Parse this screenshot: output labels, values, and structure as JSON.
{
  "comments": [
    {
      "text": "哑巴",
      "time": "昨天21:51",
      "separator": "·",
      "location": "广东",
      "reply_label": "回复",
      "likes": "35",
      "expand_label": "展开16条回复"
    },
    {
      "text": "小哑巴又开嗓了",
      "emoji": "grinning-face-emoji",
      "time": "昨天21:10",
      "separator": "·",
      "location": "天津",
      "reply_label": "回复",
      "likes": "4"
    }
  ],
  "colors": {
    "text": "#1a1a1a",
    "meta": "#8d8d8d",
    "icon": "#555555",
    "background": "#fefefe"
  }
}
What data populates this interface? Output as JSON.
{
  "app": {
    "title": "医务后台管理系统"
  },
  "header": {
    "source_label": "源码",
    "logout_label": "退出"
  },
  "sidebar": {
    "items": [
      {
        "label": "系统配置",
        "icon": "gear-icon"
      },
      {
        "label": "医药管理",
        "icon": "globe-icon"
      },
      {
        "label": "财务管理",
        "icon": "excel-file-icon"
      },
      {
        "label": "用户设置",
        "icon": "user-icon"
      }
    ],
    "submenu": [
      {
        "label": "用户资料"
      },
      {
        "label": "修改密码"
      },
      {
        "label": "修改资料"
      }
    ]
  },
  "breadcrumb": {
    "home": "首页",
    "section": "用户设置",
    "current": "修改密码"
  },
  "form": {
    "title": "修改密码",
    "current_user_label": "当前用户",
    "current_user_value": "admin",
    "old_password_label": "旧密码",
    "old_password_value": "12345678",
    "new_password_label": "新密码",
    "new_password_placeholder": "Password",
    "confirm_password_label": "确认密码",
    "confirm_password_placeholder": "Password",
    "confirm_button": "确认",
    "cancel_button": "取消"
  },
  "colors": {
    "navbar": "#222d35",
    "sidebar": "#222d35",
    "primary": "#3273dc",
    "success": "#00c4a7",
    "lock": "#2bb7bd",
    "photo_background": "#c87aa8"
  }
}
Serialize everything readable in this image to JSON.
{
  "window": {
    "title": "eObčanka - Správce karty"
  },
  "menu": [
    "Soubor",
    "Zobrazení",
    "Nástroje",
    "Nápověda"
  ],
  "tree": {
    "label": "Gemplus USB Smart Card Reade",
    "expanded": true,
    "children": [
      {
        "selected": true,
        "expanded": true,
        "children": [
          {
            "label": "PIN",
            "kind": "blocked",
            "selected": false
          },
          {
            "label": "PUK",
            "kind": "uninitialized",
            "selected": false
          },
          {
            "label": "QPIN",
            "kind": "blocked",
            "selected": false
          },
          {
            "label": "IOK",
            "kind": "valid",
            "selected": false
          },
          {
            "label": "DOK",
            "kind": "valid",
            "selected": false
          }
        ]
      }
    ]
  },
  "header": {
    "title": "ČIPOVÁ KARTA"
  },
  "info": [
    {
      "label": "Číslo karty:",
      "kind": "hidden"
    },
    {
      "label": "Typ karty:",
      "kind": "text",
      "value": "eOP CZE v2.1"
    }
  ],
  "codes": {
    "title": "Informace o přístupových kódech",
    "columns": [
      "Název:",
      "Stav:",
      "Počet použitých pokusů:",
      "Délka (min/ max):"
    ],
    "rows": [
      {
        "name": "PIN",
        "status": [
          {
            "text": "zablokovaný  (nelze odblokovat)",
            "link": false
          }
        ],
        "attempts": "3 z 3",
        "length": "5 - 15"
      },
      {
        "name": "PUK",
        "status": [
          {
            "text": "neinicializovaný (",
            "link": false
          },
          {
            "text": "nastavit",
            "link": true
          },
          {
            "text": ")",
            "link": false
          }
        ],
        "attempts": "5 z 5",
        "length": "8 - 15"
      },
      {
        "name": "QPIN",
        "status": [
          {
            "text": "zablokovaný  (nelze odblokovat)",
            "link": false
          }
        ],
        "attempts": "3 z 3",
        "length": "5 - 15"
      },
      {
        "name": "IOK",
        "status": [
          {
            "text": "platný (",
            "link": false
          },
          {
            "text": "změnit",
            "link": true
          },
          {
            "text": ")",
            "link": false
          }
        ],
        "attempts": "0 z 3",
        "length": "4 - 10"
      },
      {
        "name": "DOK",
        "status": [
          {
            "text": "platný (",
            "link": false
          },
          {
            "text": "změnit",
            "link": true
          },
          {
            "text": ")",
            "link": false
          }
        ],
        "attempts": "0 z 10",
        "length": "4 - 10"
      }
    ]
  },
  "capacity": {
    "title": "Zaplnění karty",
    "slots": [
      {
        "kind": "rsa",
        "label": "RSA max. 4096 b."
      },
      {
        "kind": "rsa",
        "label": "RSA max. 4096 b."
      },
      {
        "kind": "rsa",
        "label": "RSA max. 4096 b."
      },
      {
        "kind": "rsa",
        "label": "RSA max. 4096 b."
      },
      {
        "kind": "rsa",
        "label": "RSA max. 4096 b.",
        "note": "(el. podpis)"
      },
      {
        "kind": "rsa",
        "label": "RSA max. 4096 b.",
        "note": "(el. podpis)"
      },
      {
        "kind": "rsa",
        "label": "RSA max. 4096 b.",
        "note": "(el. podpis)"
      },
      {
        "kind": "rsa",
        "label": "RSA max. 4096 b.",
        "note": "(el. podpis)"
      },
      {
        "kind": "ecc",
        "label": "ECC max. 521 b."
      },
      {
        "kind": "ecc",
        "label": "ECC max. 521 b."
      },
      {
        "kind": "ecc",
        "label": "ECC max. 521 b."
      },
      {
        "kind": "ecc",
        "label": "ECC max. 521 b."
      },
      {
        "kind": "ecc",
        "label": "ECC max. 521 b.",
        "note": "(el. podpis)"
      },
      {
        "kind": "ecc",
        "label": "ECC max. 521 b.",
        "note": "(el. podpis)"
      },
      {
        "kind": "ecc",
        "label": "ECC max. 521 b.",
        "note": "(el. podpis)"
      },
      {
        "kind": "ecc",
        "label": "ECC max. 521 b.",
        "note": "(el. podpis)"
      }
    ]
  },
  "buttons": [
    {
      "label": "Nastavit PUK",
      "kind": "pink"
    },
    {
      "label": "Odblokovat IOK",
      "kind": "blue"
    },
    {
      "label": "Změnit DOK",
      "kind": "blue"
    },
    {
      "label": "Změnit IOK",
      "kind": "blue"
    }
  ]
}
-.-.-
What is expected >>
Check each line in the records for the word "this" and say how many have it, with nothing else.

Final result >>
3